Task instructions = Return every record verbatim.

---- Records provided

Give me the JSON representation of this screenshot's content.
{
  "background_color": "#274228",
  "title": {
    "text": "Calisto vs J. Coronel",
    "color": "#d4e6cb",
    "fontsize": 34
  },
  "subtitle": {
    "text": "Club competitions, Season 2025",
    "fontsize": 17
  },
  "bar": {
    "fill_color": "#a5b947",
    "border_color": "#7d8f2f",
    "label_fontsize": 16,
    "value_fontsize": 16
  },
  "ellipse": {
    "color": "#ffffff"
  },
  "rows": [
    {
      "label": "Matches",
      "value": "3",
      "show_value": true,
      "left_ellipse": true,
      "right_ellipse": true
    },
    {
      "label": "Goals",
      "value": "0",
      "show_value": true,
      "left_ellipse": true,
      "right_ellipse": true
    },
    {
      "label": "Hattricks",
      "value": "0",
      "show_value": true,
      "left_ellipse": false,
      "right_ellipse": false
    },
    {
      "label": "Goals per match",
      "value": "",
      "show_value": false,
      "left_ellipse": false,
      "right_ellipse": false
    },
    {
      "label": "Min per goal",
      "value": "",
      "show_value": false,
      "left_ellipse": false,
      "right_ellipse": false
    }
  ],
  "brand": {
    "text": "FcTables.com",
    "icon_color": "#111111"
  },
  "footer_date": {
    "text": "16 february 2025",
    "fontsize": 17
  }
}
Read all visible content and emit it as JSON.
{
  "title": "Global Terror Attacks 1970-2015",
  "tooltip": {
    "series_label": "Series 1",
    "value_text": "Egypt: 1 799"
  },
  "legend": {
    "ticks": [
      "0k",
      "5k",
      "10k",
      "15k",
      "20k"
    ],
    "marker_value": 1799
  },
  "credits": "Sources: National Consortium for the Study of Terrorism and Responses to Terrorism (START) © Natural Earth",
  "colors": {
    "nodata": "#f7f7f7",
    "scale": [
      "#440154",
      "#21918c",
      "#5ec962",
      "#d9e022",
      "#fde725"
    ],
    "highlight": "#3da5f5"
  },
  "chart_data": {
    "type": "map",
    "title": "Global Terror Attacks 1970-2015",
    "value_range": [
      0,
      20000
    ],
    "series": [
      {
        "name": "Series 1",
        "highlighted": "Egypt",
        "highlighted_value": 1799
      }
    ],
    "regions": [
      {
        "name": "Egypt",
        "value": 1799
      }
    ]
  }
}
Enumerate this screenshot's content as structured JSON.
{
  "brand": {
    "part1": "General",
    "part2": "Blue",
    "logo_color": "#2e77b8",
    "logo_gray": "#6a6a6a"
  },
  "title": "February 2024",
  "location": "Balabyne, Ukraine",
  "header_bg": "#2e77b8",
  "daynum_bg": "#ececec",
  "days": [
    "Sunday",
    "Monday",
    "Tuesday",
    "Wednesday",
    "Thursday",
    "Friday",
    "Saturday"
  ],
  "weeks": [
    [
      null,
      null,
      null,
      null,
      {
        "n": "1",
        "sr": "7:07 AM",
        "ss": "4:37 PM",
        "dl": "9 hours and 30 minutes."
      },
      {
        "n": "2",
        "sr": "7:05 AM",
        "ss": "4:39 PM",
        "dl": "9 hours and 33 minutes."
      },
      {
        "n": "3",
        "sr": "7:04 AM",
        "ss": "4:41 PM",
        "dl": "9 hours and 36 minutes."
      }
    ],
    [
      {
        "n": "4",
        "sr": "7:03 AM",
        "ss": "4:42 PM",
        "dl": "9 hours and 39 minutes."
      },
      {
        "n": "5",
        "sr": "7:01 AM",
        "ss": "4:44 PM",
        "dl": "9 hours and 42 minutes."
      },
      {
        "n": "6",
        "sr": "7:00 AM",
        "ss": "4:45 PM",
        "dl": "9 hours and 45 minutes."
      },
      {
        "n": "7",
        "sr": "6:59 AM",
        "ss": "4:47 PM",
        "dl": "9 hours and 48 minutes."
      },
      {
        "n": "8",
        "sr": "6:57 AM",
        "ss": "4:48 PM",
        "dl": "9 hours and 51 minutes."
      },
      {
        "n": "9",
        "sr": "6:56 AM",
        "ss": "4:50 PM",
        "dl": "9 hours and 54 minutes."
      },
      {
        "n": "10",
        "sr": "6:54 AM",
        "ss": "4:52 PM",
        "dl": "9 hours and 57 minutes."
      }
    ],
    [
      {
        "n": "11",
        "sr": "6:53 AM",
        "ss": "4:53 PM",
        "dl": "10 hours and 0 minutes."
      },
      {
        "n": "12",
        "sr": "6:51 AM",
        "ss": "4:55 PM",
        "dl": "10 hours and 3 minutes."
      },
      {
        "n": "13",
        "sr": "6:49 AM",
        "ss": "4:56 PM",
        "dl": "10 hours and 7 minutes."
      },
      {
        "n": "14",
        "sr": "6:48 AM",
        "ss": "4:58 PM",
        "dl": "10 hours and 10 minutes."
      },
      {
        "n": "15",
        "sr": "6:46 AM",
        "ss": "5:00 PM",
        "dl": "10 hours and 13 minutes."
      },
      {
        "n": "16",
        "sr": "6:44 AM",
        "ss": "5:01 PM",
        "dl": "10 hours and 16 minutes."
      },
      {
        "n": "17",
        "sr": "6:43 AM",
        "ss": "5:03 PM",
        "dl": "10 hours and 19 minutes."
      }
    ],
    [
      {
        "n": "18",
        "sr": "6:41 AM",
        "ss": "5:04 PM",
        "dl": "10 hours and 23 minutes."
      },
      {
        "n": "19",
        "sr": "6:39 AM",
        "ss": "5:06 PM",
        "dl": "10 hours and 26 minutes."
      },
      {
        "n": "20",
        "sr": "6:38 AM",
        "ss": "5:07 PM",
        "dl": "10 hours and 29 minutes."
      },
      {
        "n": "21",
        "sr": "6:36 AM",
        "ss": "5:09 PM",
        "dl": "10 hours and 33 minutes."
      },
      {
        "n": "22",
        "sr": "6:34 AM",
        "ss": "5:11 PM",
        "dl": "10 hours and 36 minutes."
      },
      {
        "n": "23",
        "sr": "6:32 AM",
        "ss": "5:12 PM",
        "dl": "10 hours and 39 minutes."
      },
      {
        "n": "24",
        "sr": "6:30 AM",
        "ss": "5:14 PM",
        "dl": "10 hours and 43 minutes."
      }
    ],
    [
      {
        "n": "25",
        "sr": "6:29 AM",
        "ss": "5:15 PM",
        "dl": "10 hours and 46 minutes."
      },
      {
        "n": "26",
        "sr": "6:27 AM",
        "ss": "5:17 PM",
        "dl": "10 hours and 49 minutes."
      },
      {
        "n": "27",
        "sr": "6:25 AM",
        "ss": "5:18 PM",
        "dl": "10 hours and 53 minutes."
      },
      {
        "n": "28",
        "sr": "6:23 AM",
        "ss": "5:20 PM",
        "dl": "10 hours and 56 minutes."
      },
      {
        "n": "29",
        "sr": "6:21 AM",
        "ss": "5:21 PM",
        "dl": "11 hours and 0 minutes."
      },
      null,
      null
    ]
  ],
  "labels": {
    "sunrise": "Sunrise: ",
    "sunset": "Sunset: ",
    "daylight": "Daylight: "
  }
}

--------

Output =
Give me the JSON representation of this screenshot's content.
{
  "background_color": "#274228",
  "title": {
    "text": "Calisto vs J. Coronel",
    "color": "#d4e6cb",
    "fontsize": 34
  },
  "subtitle": {
    "text": "Club competitions, Season 2025",
    "fontsize": 17
  },
  "bar": {
    "fill_color": "#a5b947",
    "border_color": "#7d8f2f",
    "label_fontsize": 16,
    "value_fontsize": 16
  },
  "ellipse": {
    "color": "#ffffff"
  },
  "rows": [
    {
      "label": "Matches",
      "value": "3",
      "show_value": true,
      "left_ellipse": true,
      "right_ellipse": true
    },
    {
      "label": "Goals",
      "value": "0",
      "show_value": true,
      "left_ellipse": true,
      "right_ellipse": true
    },
    {
      "label": "Hattricks",
      "value": "0",
      "show_value": true,
      "left_ellipse": false,
      "right_ellipse": false
    },
    {
      "label": "Goals per match",
      "value": "",
      "show_value": false,
      "left_ellipse": false,
      "right_ellipse": false
    },
    {
      "label": "Min per goal",
      "value": "",
      "show_value": false,
      "left_ellipse": false,
      "right_ellipse": false
    }
  ],
  "brand": {
    "text": "FcTables.com",
    "icon_color": "#111111"
  },
  "footer_date": {
    "text": "16 february 2025",
    "fontsize": 17
  }
}
Read all visible content and emit it as JSON.
{
  "title": "Global Terror Attacks 1970-2015",
  "tooltip": {
    "series_label": "Series 1",
    "value_text": "Egypt: 1 799"
  },
  "legend": {
    "ticks": [
      "0k",
      "5k",
      "10k",
      "15k",
      "20k"
    ],
    "marker_value": 1799
  },
  "credits": "Sources: National Consortium for the Study of Terrorism and Responses to Terrorism (START) © Natural Earth",
  "colors": {
    "nodata": "#f7f7f7",
    "scale": [
      "#440154",
      "#21918c",
      "#5ec962",
      "#d9e022",
      "#fde725"
    ],
    "highlight": "#3da5f5"
  },
  "chart_data": {
    "type": "map",
    "title": "Global Terror Attacks 1970-2015",
    "value_range": [
      0,
      20000
    ],
    "series": [
      {
        "name": "Series 1",
        "highlighted": "Egypt",
        "highlighted_value": 1799
      }
    ],
    "regions": [
      {
        "name": "Egypt",
        "value": 1799
      }
    ]
  }
}
Enumerate this screenshot's content as structured JSON.
{
  "brand": {
    "part1": "General",
    "part2": "Blue",
    "logo_color": "#2e77b8",
    "logo_gray": "#6a6a6a"
  },
  "title": "February 2024",
  "location": "Balabyne, Ukraine",
  "header_bg": "#2e77b8",
  "daynum_bg": "#ececec",
  "days": [
    "Sunday",
    "Monday",
    "Tuesday",
    "Wednesday",
    "Thursday",
    "Friday",
    "Saturday"
  ],
  "weeks": [
    [
      null,
      null,
      null,
      null,
      {
        "n": "1",
        "sr": "7:07 AM",
        "ss": "4:37 PM",
        "dl": "9 hours and 30 minutes."
      },
      {
        "n": "2",
        "sr": "7:05 AM",
        "ss": "4:39 PM",
        "dl": "9 hours and 33 minutes."
      },
      {
        "n": "3",
        "sr": "7:04 AM",
        "ss": "4:41 PM",
        "dl": "9 hours and 36 minutes."
      }
    ],
    [
      {
        "n": "4",
        "sr": "7:03 AM",
        "ss": "4:42 PM",
        "dl": "9 hours and 39 minutes."
      },
      {
        "n": "5",
        "sr": "7:01 AM",
        "ss": "4:44 PM",
        "dl": "9 hours and 42 minutes."
      },
      {
        "n": "6",
        "sr": "7:00 AM",
        "ss": "4:45 PM",
        "dl": "9 hours and 45 minutes."
      },
      {
        "n": "7",
        "sr": "6:59 AM",
        "ss": "4:47 PM",
        "dl": "9 hours and 48 minutes."
      },
      {
        "n": "8",
        "sr": "6:57 AM",
        "ss": "4:48 PM",
        "dl": "9 hours and 51 minutes."
      },
      {
        "n": "9",
        "sr": "6:56 AM",
        "ss": "4:50 PM",
        "dl": "9 hours and 54 minutes."
      },
      {
        "n": "10",
        "sr": "6:54 AM",
        "ss": "4:52 PM",
        "dl": "9 hours and 57 minutes."
      }
    ],
    [
      {
        "n": "11",
        "sr": "6:53 AM",
        "ss": "4:53 PM",
        "dl": "10 hours and 0 minutes."
      },
      {
        "n": "12",
        "sr": "6:51 AM",
        "ss": "4:55 PM",
        "dl": "10 hours and 3 minutes."
      },
      {
        "n": "13",
        "sr": "6:49 AM",
        "ss": "4:56 PM",
        "dl": "10 hours and 7 minutes."
      },
      {
        "n": "14",
        "sr": "6:48 AM",
        "ss": "4:58 PM",
        "dl": "10 hours and 10 minutes."
      },
      {
        "n": "15",
        "sr": "6:46 AM",
        "ss": "5:00 PM",
        "dl": "10 hours and 13 minutes."
      },
      {
        "n": "16",
        "sr": "6:44 AM",
        "ss": "5:01 PM",
        "dl": "10 hours and 16 minutes."
      },
      {
        "n": "17",
        "sr": "6:43 AM",
        "ss": "5:03 PM",
        "dl": "10 hours and 19 minutes."
      }
    ],
    [
      {
        "n": "18",
        "sr": "6:41 AM",
        "ss": "5:04 PM",
        "dl": "10 hours and 23 minutes."
      },
      {
        "n": "19",
        "sr": "6:39 AM",
        "ss": "5:06 PM",
        "dl": "10 hours and 26 minutes."
      },
      {
        "n": "20",
        "sr": "6:38 AM",
        "ss": "5:07 PM",
        "dl": "10 hours and 29 minutes."
      },
      {
        "n": "21",
        "sr": "6:36 AM",
        "ss": "5:09 PM",
        "dl": "10 hours and 33 minutes."
      },
      {
        "n": "22",
        "sr": "6:34 AM",
        "ss": "5:11 PM",
        "dl": "10 hours and 36 minutes."
      },
      {
        "n": "23",
        "sr": "6:32 AM",
        "ss": "5:12 PM",
        "dl": "10 hours and 39 minutes."
      },
      {
        "n": "24",
        "sr": "6:30 AM",
        "ss": "5:14 PM",
        "dl": "10 hours and 43 minutes."
      }
    ],
    [
      {
        "n": "25",
        "sr": "6:29 AM",
        "ss": "5:15 PM",
        "dl": "10 hours and 46 minutes."
      },
      {
        "n": "26",
        "sr": "6:27 AM",
        "ss": "5:17 PM",
        "dl": "10 hours and 49 minutes."
      },
      {
        "n": "27",
        "sr": "6:25 AM",
        "ss": "5:18 PM",
        "dl": "10 hours and 53 minutes."
      },
      {
        "n": "28",
        "sr": "6:23 AM",
        "ss": "5:20 PM",
        "dl": "10 hours and 56 minutes."
      },
      {
        "n": "29",
        "sr": "6:21 AM",
        "ss": "5:21 PM",
        "dl": "11 hours and 0 minutes."
      },
      null,
      null
    ]
  ],
  "labels": {
    "sunrise": "Sunrise: ",
    "sunset": "Sunset: ",
    "daylight": "Daylight: "
  }
}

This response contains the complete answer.